## AIM:
Take each line containing "ὥστε" and report it exactly as written.
-- Start --
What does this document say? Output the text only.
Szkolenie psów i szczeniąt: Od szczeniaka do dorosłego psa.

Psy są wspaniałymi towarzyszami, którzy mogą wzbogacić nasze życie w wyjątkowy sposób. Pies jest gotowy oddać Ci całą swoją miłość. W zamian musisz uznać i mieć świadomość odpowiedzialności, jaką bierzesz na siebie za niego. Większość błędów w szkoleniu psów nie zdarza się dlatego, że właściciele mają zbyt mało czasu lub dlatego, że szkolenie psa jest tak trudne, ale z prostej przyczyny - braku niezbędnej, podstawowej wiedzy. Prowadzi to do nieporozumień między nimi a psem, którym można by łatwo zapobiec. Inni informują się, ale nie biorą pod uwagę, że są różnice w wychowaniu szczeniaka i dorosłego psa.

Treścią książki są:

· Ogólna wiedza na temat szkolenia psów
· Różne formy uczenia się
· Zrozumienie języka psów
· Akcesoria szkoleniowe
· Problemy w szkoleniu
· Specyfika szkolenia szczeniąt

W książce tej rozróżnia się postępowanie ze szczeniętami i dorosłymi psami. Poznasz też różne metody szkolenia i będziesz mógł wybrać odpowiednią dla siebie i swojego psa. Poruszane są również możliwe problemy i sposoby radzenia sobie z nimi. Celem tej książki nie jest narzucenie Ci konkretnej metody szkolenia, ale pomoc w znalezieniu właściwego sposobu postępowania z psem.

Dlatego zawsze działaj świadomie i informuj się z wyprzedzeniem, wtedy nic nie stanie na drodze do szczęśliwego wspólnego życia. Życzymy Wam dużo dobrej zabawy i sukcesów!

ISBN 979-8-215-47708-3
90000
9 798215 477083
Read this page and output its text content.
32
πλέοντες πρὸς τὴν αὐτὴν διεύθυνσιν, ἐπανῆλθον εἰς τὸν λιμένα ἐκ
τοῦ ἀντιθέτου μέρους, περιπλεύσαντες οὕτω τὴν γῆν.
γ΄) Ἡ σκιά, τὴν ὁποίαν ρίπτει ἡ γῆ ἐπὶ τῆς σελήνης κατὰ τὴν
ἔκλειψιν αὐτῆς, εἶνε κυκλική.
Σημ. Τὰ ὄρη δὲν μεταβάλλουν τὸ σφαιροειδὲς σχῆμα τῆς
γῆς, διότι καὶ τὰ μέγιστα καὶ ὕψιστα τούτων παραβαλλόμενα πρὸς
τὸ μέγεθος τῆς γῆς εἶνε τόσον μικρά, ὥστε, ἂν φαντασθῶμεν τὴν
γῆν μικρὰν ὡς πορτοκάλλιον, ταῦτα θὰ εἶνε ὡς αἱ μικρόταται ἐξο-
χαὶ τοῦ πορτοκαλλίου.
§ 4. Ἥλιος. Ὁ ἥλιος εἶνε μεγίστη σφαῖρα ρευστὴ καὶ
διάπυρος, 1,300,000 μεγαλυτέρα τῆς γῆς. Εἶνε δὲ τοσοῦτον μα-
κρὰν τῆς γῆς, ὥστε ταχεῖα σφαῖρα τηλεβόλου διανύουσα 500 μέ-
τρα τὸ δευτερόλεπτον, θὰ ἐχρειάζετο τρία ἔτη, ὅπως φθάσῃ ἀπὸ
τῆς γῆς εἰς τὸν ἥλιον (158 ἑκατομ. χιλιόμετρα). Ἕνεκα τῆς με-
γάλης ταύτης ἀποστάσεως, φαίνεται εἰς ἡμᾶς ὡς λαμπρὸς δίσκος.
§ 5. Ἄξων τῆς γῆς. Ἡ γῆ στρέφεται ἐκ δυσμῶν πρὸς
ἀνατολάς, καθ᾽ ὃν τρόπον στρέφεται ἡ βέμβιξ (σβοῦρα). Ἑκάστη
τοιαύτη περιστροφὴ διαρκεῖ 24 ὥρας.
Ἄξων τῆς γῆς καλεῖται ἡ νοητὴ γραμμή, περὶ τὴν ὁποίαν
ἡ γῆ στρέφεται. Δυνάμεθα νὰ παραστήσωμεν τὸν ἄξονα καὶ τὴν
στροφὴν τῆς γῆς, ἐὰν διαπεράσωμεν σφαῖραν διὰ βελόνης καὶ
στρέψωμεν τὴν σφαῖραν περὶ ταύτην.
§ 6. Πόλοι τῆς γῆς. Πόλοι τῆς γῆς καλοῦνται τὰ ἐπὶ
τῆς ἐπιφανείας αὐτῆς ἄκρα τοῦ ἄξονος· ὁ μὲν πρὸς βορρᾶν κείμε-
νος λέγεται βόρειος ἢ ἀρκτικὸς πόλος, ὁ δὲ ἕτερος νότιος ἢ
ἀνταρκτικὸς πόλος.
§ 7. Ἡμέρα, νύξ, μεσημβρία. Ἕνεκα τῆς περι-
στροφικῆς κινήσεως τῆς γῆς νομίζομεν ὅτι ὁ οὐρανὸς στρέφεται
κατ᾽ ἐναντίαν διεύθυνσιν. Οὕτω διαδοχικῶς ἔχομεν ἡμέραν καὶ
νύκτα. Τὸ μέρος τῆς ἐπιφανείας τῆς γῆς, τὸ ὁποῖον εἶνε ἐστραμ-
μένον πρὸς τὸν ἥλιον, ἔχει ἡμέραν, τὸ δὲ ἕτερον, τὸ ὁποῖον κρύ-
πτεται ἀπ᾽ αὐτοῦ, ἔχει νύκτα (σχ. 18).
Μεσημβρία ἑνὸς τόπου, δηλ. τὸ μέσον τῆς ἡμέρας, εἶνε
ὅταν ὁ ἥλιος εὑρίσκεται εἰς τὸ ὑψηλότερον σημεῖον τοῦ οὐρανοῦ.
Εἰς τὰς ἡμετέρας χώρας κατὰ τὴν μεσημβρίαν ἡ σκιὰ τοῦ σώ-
-- End --
## ANSWER TO THE EXERCISE:
τὸ μέγεθος τῆς γῆς εἶνε τόσον μικρά, ὥστε, ἂν φαντασθῶμεν τὴν
κρὰν τῆς γῆς, ὥστε ταχεῖα σφαῖρα τηλεβόλου διανύουσα 500 μέ-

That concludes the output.